▶ **Provided material**
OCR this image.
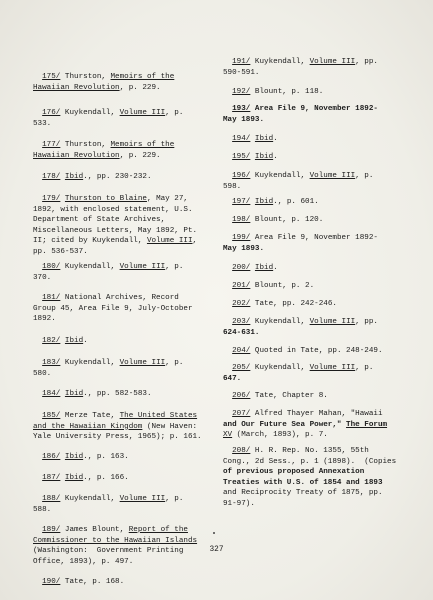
175/ Thurston, Memoirs of the
Hawaiian Revolution, p. 229.
176/ Kuykendall, Volume III, p.
533.
177/ Thurston, Memoirs of the
Hawaiian Revolution, p. 229.
178/ Ibid., pp. 230-232.
179/ Thurston to Blaine, May 27,
1892, with enclosed statement, U.S.
Department of State Archives,
Miscellaneous Letters, May 1892, Pt.
II; cited by Kuykendall, Volume III,
pp. 536-537.
180/ Kuykendall, Volume III, p.
370.
181/ National Archives, Record
Group 45, Area File 9, July-October
1892.
182/ Ibid.
183/ Kuykendall, Volume III, p.
580.
184/ Ibid., pp. 582-583.
185/ Merze Tate, The United States
and the Hawaiian Kingdom (New Haven:
Yale University Press, 1965); p. 161.
186/ Ibid., p. 163.
187/ Ibid., p. 166.
188/ Kuykendall, Volume III, p.
588.
189/ James Blount, Report of the
Commissioner to the Hawaiian Islands
(Washington:  Government Printing
Office, 1893), p. 497.
190/ Tate, p. 168.
191/ Kuykendall, Volume III, pp.
590-591.
192/ Blount, p. 118.
193/ Area File 9, November 1892-
May 1893.
194/ Ibid.
195/ Ibid.
196/ Kuykendall, Volume III, p.
598.
197/ Ibid., p. 601.
198/ Blount, p. 120.
199/ Area File 9, November 1892-
May 1893.
200/ Ibid.
201/ Blount, p. 2.
202/ Tate, pp. 242-246.
203/ Kuykendall, Volume III, pp.
624-631.
204/ Quoted in Tate, pp. 248-249.
205/ Kuykendall, Volume III, p.
647.
206/ Tate, Chapter 8.
207/ Alfred Thayer Mahan, "Hawaii
and Our Future Sea Power," The Forum
XV (March, 1893), p. 7.
208/ H. R. Rep. No. 1355, 55th
Cong., 2d Sess., p. 1 (1898).  (Copies
of previous proposed Annexation
Treaties with U.S. of 1854 and 1893
and Reciprocity Treaty of 1875, pp.
91-97).
327
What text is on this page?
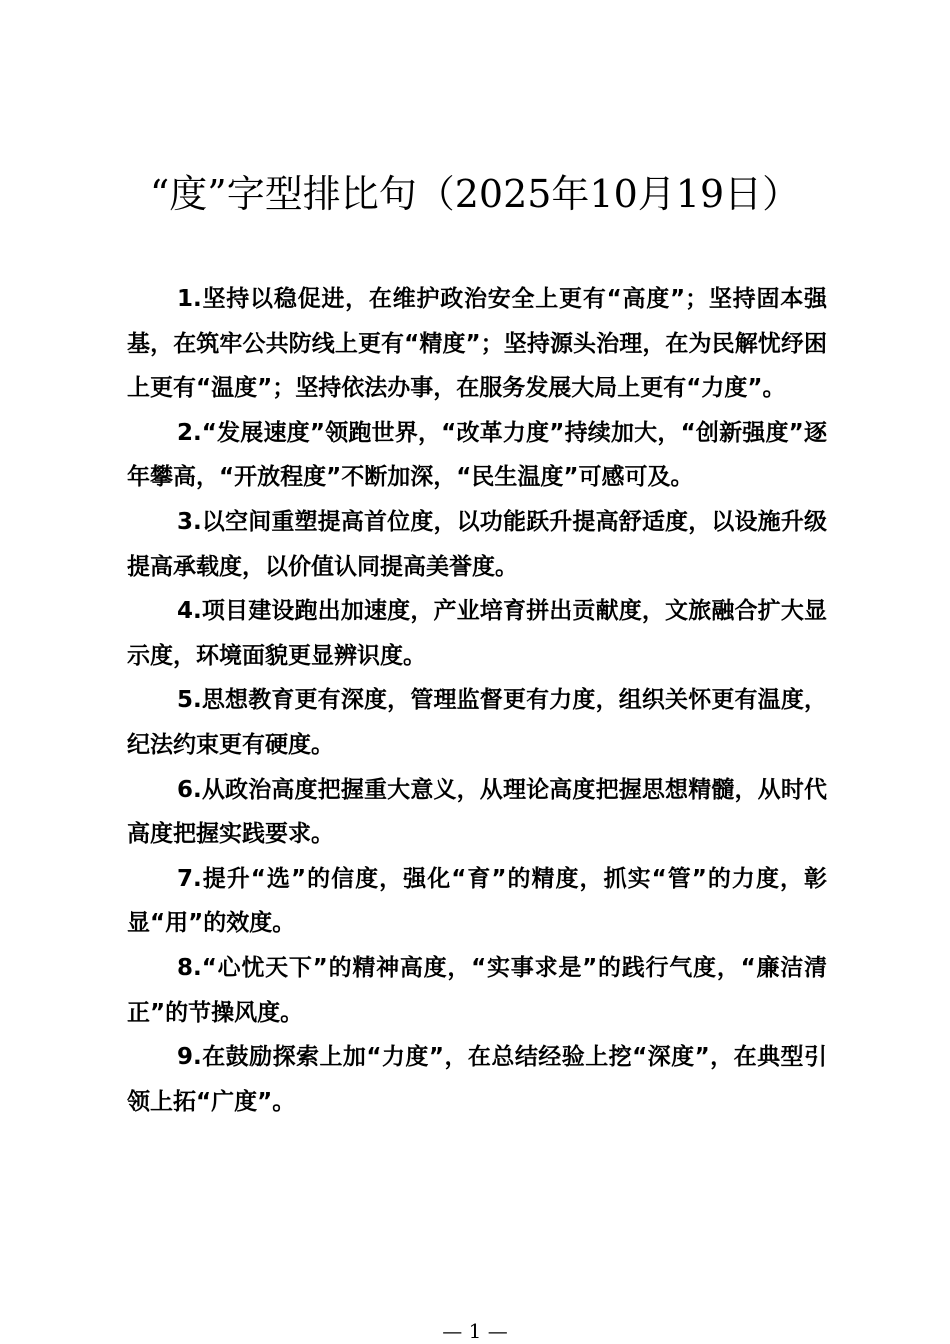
“度”字型排比句（2025年10月19日）

1.坚持以稳促进，在维护政治安全上更有“高度”；坚持固本强基，在筑牢公共防线上更有“精度”；坚持源头治理，在为民解忧纾困上更有“温度”；坚持依法办事，在服务发展大局上更有“力度”。

2.“发展速度”领跑世界，“改革力度”持续加大，“创新强度”逐年攀高，“开放程度”不断加深，“民生温度”可感可及。

3.以空间重塑提高首位度，以功能跃升提高舒适度，以设施升级提高承载度，以价值认同提高美誉度。

4.项目建设跑出加速度，产业培育拼出贡献度，文旅融合扩大显示度，环境面貌更显辨识度。

5.思想教育更有深度，管理监督更有力度，组织关怀更有温度，纪法约束更有硬度。

6.从政治高度把握重大意义，从理论高度把握思想精髓，从时代高度把握实践要求。

7.提升“选”的信度，强化“育”的精度，抓实“管”的力度，彰显“用”的效度。

8.“心忧天下”的精神高度，“实事求是”的践行气度，“廉洁清正”的节操风度。

9.在鼓励探索上加“力度”，在总结经验上挖“深度”，在典型引领上拓“广度”。

— 1 —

▶ **Problem requirements**
Report only the number of lines in the listing that contain the word "Archives".

▶ **Solution to this exercise**
2